▸ **Set exercise**: In your copy, leave out the pictures and repeat the entries below exactly.

▸ **Data records**:
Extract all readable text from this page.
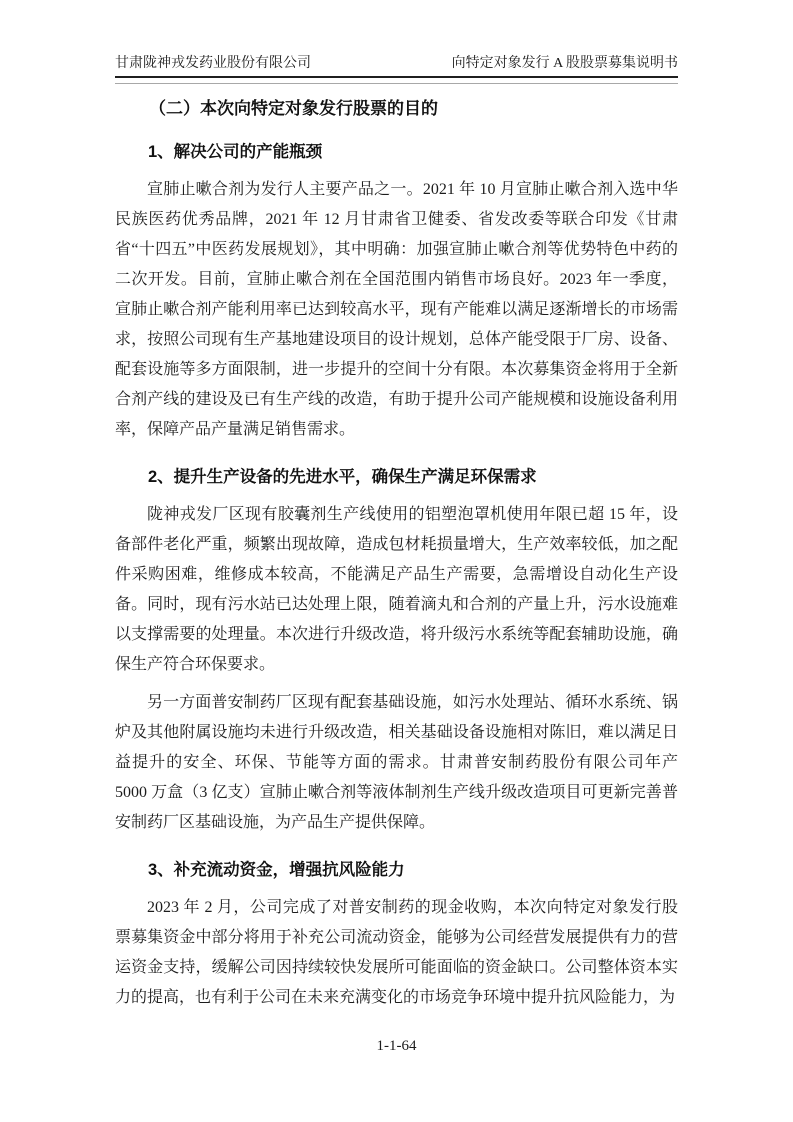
甘肃陇神戎发药业股份有限公司	向特定对象发行 A 股股票募集说明书
（二）本次向特定对象发行股票的目的
1、解决公司的产能瓶颈

宣肺止嗽合剂为发行人主要产品之一。2021 年 10 月宣肺止嗽合剂入选中华民族医药优秀品牌，2021 年 12 月甘肃省卫健委、省发改委等联合印发《甘肃省“十四五”中医药发展规划》，其中明确：加强宣肺止嗽合剂等优势特色中药的二次开发。目前，宣肺止嗽合剂在全国范围内销售市场良好。2023 年一季度，宣肺止嗽合剂产能利用率已达到较高水平，现有产能难以满足逐渐增长的市场需求，按照公司现有生产基地建设项目的设计规划，总体产能受限于厂房、设备、配套设施等多方面限制，进一步提升的空间十分有限。本次募集资金将用于全新合剂产线的建设及已有生产线的改造，有助于提升公司产能规模和设施设备利用率，保障产品产量满足销售需求。

2、提升生产设备的先进水平，确保生产满足环保需求

陇神戎发厂区现有胶囊剂生产线使用的铝塑泡罩机使用年限已超 15 年，设备部件老化严重，频繁出现故障，造成包材耗损量增大，生产效率较低，加之配件采购困难，维修成本较高，不能满足产品生产需要，急需增设自动化生产设备。同时，现有污水站已达处理上限，随着滴丸和合剂的产量上升，污水设施难以支撑需要的处理量。本次进行升级改造，将升级污水系统等配套辅助设施，确保生产符合环保要求。

另一方面普安制药厂区现有配套基础设施，如污水处理站、循环水系统、锅炉及其他附属设施均未进行升级改造，相关基础设备设施相对陈旧，难以满足日益提升的安全、环保、节能等方面的需求。甘肃普安制药股份有限公司年产 5000 万盒（3 亿支）宣肺止嗽合剂等液体制剂生产线升级改造项目可更新完善普安制药厂区基础设施，为产品生产提供保障。

3、补充流动资金，增强抗风险能力

2023 年 2 月，公司完成了对普安制药的现金收购，本次向特定对象发行股票募集资金中部分将用于补充公司流动资金，能够为公司经营发展提供有力的营运资金支持，缓解公司因持续较快发展所可能面临的资金缺口。公司整体资本实力的提高，也有利于公司在未来充满变化的市场竞争环境中提升抗风险能力，为

1-1-64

▸ **Final answer**:
Extract all readable text from this page.
甘肃陇神戎发药业股份有限公司	向特定对象发行 A 股股票募集说明书
（二）本次向特定对象发行股票的目的
1、解决公司的产能瓶颈

宣肺止嗽合剂为发行人主要产品之一。2021 年 10 月宣肺止嗽合剂入选中华民族医药优秀品牌，2021 年 12 月甘肃省卫健委、省发改委等联合印发《甘肃省“十四五”中医药发展规划》，其中明确：加强宣肺止嗽合剂等优势特色中药的二次开发。目前，宣肺止嗽合剂在全国范围内销售市场良好。2023 年一季度，宣肺止嗽合剂产能利用率已达到较高水平，现有产能难以满足逐渐增长的市场需求，按照公司现有生产基地建设项目的设计规划，总体产能受限于厂房、设备、配套设施等多方面限制，进一步提升的空间十分有限。本次募集资金将用于全新合剂产线的建设及已有生产线的改造，有助于提升公司产能规模和设施设备利用率，保障产品产量满足销售需求。

2、提升生产设备的先进水平，确保生产满足环保需求

陇神戎发厂区现有胶囊剂生产线使用的铝塑泡罩机使用年限已超 15 年，设备部件老化严重，频繁出现故障，造成包材耗损量增大，生产效率较低，加之配件采购困难，维修成本较高，不能满足产品生产需要，急需增设自动化生产设备。同时，现有污水站已达处理上限，随着滴丸和合剂的产量上升，污水设施难以支撑需要的处理量。本次进行升级改造，将升级污水系统等配套辅助设施，确保生产符合环保要求。

另一方面普安制药厂区现有配套基础设施，如污水处理站、循环水系统、锅炉及其他附属设施均未进行升级改造，相关基础设备设施相对陈旧，难以满足日益提升的安全、环保、节能等方面的需求。甘肃普安制药股份有限公司年产 5000 万盒（3 亿支）宣肺止嗽合剂等液体制剂生产线升级改造项目可更新完善普安制药厂区基础设施，为产品生产提供保障。

3、补充流动资金，增强抗风险能力

2023 年 2 月，公司完成了对普安制药的现金收购，本次向特定对象发行股票募集资金中部分将用于补充公司流动资金，能够为公司经营发展提供有力的营运资金支持，缓解公司因持续较快发展所可能面临的资金缺口。公司整体资本实力的提高，也有利于公司在未来充满变化的市场竞争环境中提升抗风险能力，为

1-1-64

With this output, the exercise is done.